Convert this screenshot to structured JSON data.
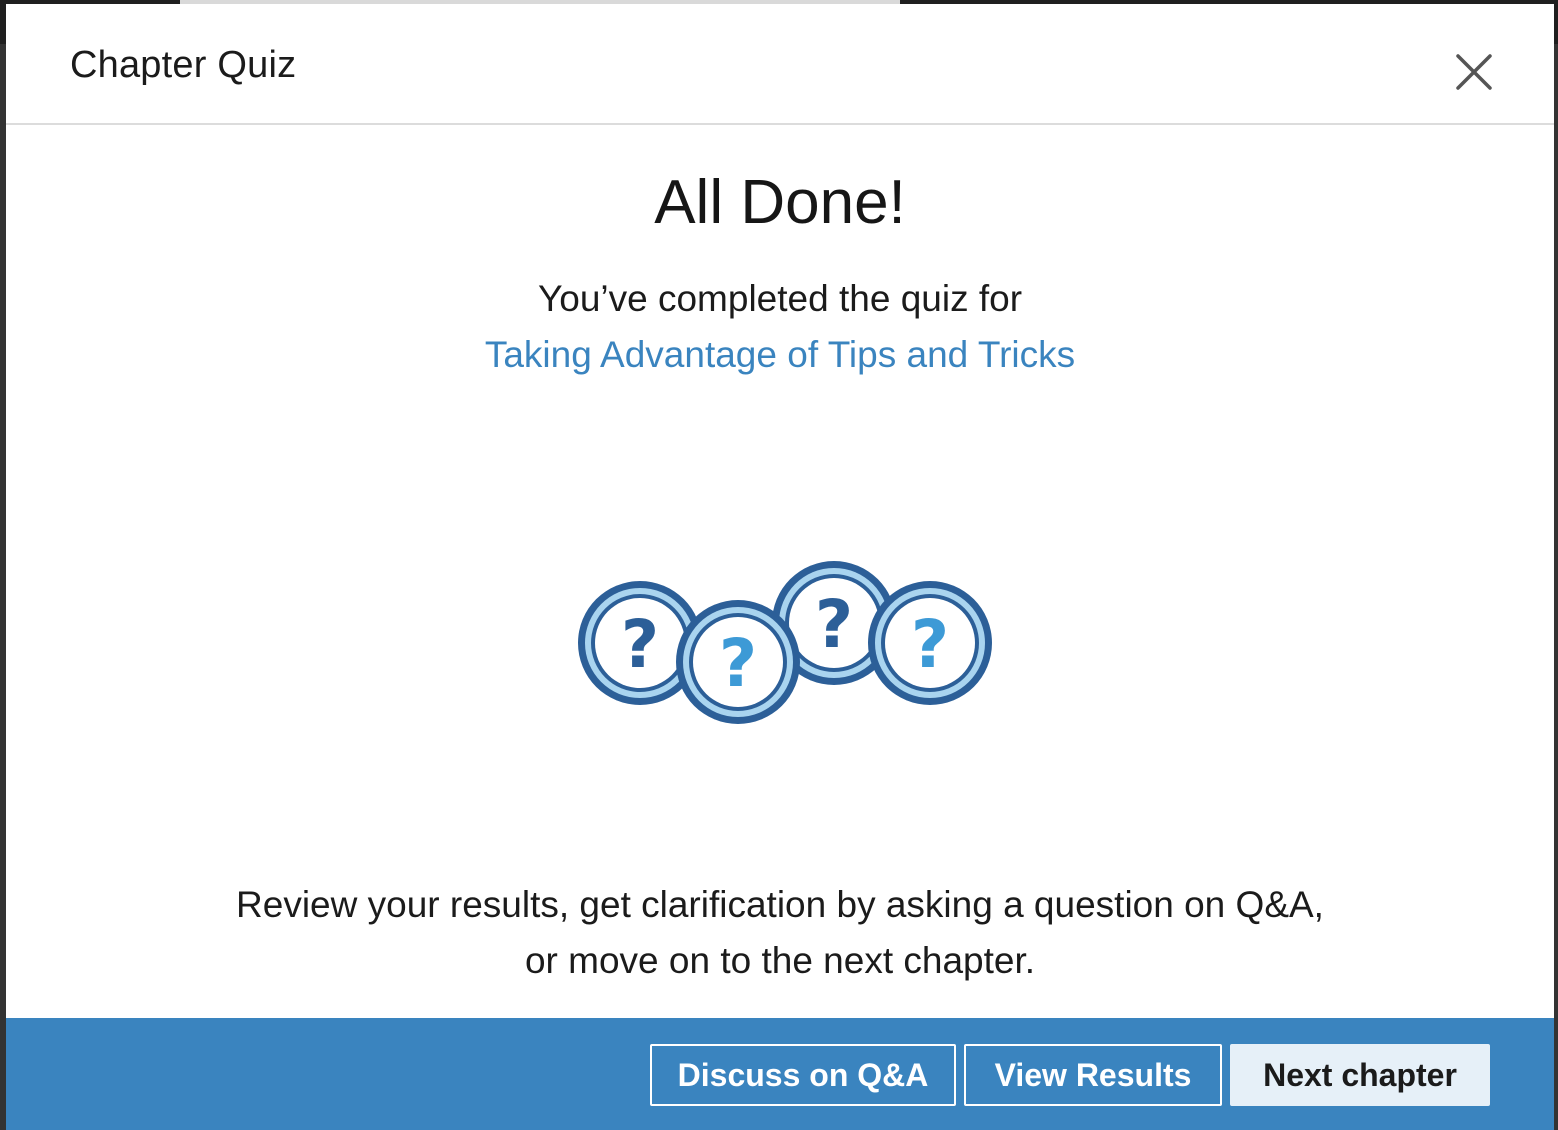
{
  "modal": {
    "title": "Chapter Quiz",
    "close_icon": "close-icon"
  },
  "content": {
    "headline": "All Done!",
    "completed_text": "You’ve completed the quiz for",
    "chapter_link": "Taking Advantage of Tips and Tricks",
    "illustration_icon": "question-coins-icon",
    "review_line1": "Review your results, get clarification by asking a question on Q&A,",
    "review_line2": "or move on to the next chapter."
  },
  "footer": {
    "discuss_label": "Discuss on Q&A",
    "results_label": "View Results",
    "next_label": "Next chapter"
  },
  "colors": {
    "accent": "#3a84bf",
    "coin_dark": "#2c5f98",
    "coin_light": "#a9d4ef",
    "qmark_dark": "#2c5f98",
    "qmark_light": "#3d9ad6"
  }
}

**********

## Work to complete
The records above should be reproduced exactly, with no pictures included.

## Written reply
Convert this screenshot to structured JSON data.
{
  "modal": {
    "title": "Chapter Quiz",
    "close_icon": "close-icon"
  },
  "content": {
    "headline": "All Done!",
    "completed_text": "You’ve completed the quiz for",
    "chapter_link": "Taking Advantage of Tips and Tricks",
    "illustration_icon": "question-coins-icon",
    "review_line1": "Review your results, get clarification by asking a question on Q&A,",
    "review_line2": "or move on to the next chapter."
  },
  "footer": {
    "discuss_label": "Discuss on Q&A",
    "results_label": "View Results",
    "next_label": "Next chapter"
  },
  "colors": {
    "accent": "#3a84bf",
    "coin_dark": "#2c5f98",
    "coin_light": "#a9d4ef",
    "qmark_dark": "#2c5f98",
    "qmark_light": "#3d9ad6"
  }
}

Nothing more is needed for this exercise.